■ DATA RECORDS:
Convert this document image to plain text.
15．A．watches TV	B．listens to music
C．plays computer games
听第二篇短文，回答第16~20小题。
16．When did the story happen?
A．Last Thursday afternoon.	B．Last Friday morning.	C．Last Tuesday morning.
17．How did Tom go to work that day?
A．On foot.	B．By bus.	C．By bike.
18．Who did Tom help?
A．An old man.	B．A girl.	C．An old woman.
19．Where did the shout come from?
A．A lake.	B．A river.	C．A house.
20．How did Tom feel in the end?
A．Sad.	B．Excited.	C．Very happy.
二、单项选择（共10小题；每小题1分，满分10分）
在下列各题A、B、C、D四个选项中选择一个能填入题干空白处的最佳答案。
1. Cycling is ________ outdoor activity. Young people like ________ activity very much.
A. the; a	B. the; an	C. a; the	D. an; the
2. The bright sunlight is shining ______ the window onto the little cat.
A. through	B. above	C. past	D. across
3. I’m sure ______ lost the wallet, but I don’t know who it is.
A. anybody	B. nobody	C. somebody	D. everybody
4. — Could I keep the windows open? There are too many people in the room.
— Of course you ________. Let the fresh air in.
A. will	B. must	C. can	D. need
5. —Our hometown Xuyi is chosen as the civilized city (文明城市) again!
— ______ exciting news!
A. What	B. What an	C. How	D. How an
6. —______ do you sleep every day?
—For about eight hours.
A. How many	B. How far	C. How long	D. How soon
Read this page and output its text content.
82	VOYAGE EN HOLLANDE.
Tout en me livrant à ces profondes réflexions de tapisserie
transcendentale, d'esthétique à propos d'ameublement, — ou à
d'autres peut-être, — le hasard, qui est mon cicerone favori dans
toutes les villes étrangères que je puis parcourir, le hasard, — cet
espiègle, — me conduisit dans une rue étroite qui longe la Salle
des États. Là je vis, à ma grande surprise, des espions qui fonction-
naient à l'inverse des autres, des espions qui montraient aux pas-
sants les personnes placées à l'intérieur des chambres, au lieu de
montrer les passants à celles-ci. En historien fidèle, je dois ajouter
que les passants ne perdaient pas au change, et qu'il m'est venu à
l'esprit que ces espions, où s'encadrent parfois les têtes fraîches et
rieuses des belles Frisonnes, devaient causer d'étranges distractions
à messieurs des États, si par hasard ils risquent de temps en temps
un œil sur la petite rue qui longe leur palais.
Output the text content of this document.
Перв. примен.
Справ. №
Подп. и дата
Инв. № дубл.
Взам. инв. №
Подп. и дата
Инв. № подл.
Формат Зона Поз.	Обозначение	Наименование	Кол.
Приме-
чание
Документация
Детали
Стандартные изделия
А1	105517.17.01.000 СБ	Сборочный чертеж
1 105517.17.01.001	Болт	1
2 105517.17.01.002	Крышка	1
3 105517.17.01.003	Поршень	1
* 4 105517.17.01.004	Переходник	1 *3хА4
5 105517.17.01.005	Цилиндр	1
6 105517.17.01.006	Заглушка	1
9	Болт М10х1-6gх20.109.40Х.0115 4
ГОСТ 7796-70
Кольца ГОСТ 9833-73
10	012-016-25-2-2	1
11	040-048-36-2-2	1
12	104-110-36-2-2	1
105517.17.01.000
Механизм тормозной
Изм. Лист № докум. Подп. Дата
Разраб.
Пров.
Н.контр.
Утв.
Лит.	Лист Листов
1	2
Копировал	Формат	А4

■ TASK:
Please quote exactly the lines from the one containing "Output the text content of this document." through the last line of the records above, both included, and nothing else.

■ PROBLEM SOLUTION:
Output the text content of this document.
Перв. примен.
Справ. №
Подп. и дата
Инв. № дубл.
Взам. инв. №
Подп. и дата
Инв. № подл.
Формат Зона Поз.	Обозначение	Наименование	Кол.
Приме-
чание
Документация
Детали
Стандартные изделия
А1	105517.17.01.000 СБ	Сборочный чертеж
1 105517.17.01.001	Болт	1
2 105517.17.01.002	Крышка	1
3 105517.17.01.003	Поршень	1
* 4 105517.17.01.004	Переходник	1 *3хА4
5 105517.17.01.005	Цилиндр	1
6 105517.17.01.006	Заглушка	1
9	Болт М10х1-6gх20.109.40Х.0115 4
ГОСТ 7796-70
Кольца ГОСТ 9833-73
10	012-016-25-2-2	1
11	040-048-36-2-2	1
12	104-110-36-2-2	1
105517.17.01.000
Механизм тормозной
Изм. Лист № докум. Подп. Дата
Разраб.
Пров.
Н.контр.
Утв.
Лит.	Лист Листов
1	2
Копировал	Формат	А4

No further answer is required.